Layout records
● ● ●

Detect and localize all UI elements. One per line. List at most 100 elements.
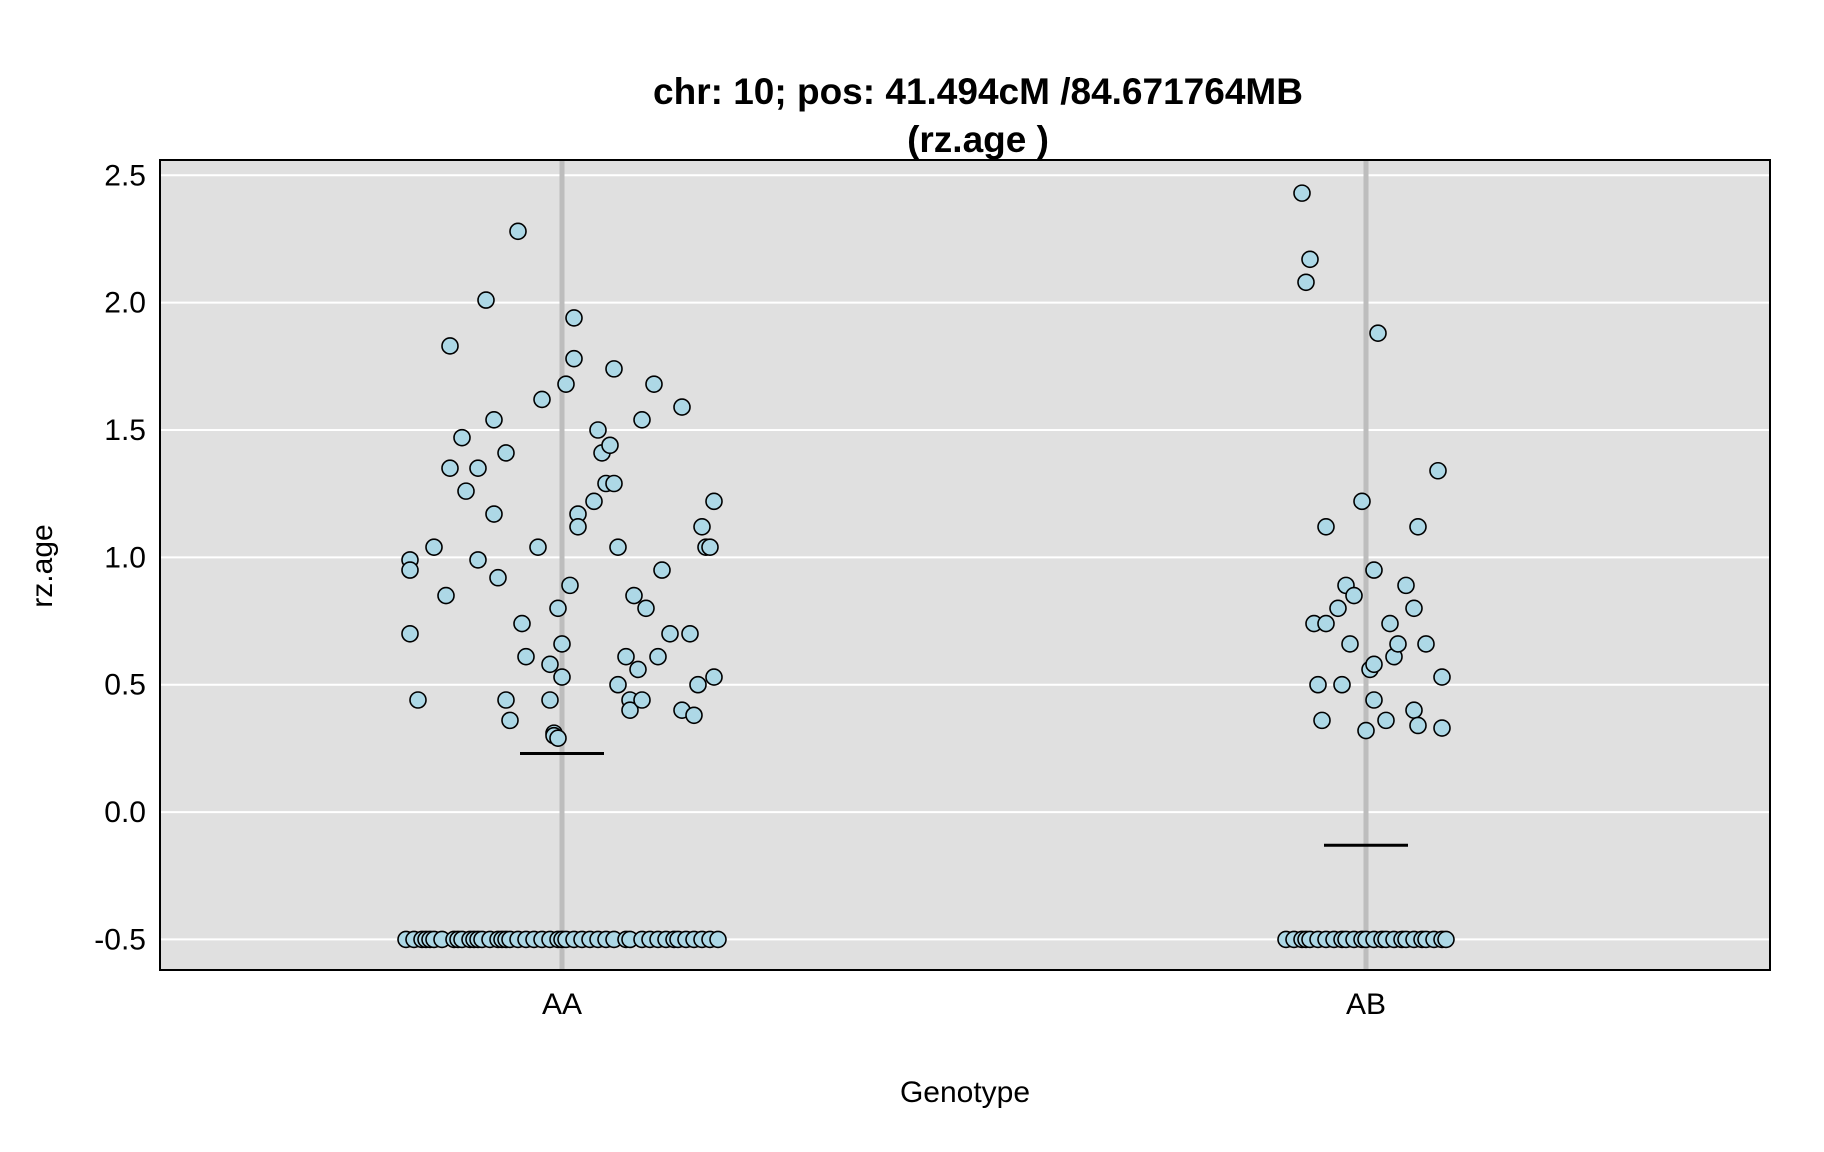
data-point <box>1341 635 1359 653</box>
data-point <box>1381 614 1399 633</box>
data-point <box>1389 635 1407 653</box>
category-lines <box>559 160 1369 970</box>
data-point <box>1377 711 1395 730</box>
data-point <box>693 517 711 536</box>
x-tick-labels: AA AB <box>542 988 1386 1021</box>
data-point <box>1293 184 1311 202</box>
data-point <box>457 482 475 500</box>
data-point <box>1333 675 1351 694</box>
data-point <box>441 337 459 355</box>
y-tick-label: -0.5 <box>94 923 146 956</box>
data-point <box>673 398 691 416</box>
data-point <box>569 517 587 536</box>
data-point <box>685 706 703 725</box>
x-axis-label: Genotype <box>900 1076 1030 1109</box>
y-tick-label: 2.5 <box>104 159 146 192</box>
data-point <box>557 375 575 393</box>
y-axis-label: rz.age <box>26 524 59 607</box>
data-point <box>453 428 471 447</box>
data-point <box>1437 930 1455 949</box>
data-point <box>425 538 443 556</box>
chart-title-line2: (rz.age ) <box>907 119 1049 160</box>
data-point <box>1317 614 1335 633</box>
data-point <box>553 635 571 653</box>
data-point <box>501 711 519 730</box>
data-point <box>497 691 515 709</box>
data-point <box>1433 719 1451 737</box>
grid-lines <box>160 174 1770 941</box>
data-point <box>653 561 671 579</box>
data-point <box>401 561 419 579</box>
data-point <box>709 930 727 949</box>
data-point <box>1345 586 1363 605</box>
data-point <box>649 647 667 666</box>
x-tick-label: AB <box>1346 988 1386 1021</box>
data-point <box>1365 691 1383 709</box>
data-point <box>705 492 723 511</box>
data-point <box>605 360 623 378</box>
data-point <box>541 691 559 709</box>
data-point <box>661 624 679 643</box>
data-point <box>485 411 503 429</box>
data-point <box>533 390 551 409</box>
data-point <box>585 492 603 511</box>
data-point <box>437 586 455 605</box>
data-point <box>1417 635 1435 653</box>
plot-panel <box>160 160 1770 970</box>
data-point <box>689 675 707 694</box>
y-tick-label: 1.5 <box>104 414 146 447</box>
y-tick-label: 0.0 <box>104 796 146 829</box>
data-point <box>485 505 503 523</box>
data-point <box>1353 492 1371 511</box>
y-tick-label: 1.0 <box>104 541 146 574</box>
data-point <box>409 691 427 709</box>
data-point <box>561 576 579 595</box>
data-point <box>609 538 627 556</box>
data-point <box>701 538 719 556</box>
data-point <box>1397 576 1415 595</box>
data-point <box>1317 517 1335 536</box>
data-point <box>513 614 531 633</box>
data-point <box>509 222 527 241</box>
data-point <box>1409 517 1427 536</box>
data-point <box>645 375 663 393</box>
data-point <box>469 459 487 478</box>
data-point <box>621 701 639 719</box>
data-point <box>605 474 623 493</box>
data-point <box>529 538 547 556</box>
data-point <box>705 668 723 686</box>
data-point <box>1365 655 1383 674</box>
data-point <box>553 668 571 686</box>
data-point <box>441 459 459 478</box>
data-point <box>1313 711 1331 730</box>
data-point <box>1329 599 1347 618</box>
data-point <box>617 647 635 666</box>
data-point <box>549 599 567 618</box>
data-point <box>541 655 559 674</box>
x-tick-label: AA <box>542 988 582 1021</box>
data-point <box>1369 324 1387 343</box>
data-point <box>1405 701 1423 719</box>
data-point <box>565 349 583 368</box>
data-point <box>401 624 419 643</box>
mean-lines <box>520 751 1408 847</box>
data-point <box>589 421 607 439</box>
data-point <box>1365 561 1383 579</box>
data-point <box>633 691 651 709</box>
data-point <box>1301 250 1319 269</box>
data-point <box>517 647 535 666</box>
data-point <box>1429 461 1447 480</box>
plot-border <box>159 159 1771 971</box>
y-tick-label: 0.5 <box>104 669 146 702</box>
data-point <box>549 729 567 748</box>
data-point <box>477 291 495 309</box>
data-point <box>601 436 619 455</box>
data-point <box>497 444 515 462</box>
y-tick-labels: -0.5 0.0 0.5 1.0 1.5 2.0 2.5 <box>94 159 146 956</box>
data-point <box>1357 721 1375 740</box>
data-point <box>633 411 651 429</box>
data-point <box>469 551 487 569</box>
data-point <box>1309 675 1327 694</box>
data-point <box>609 675 627 694</box>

● ● ●

- TO DO -
How many lines of the records contain the string "labels"? Reply with the number alone.

- CORRECT ANSWER -
2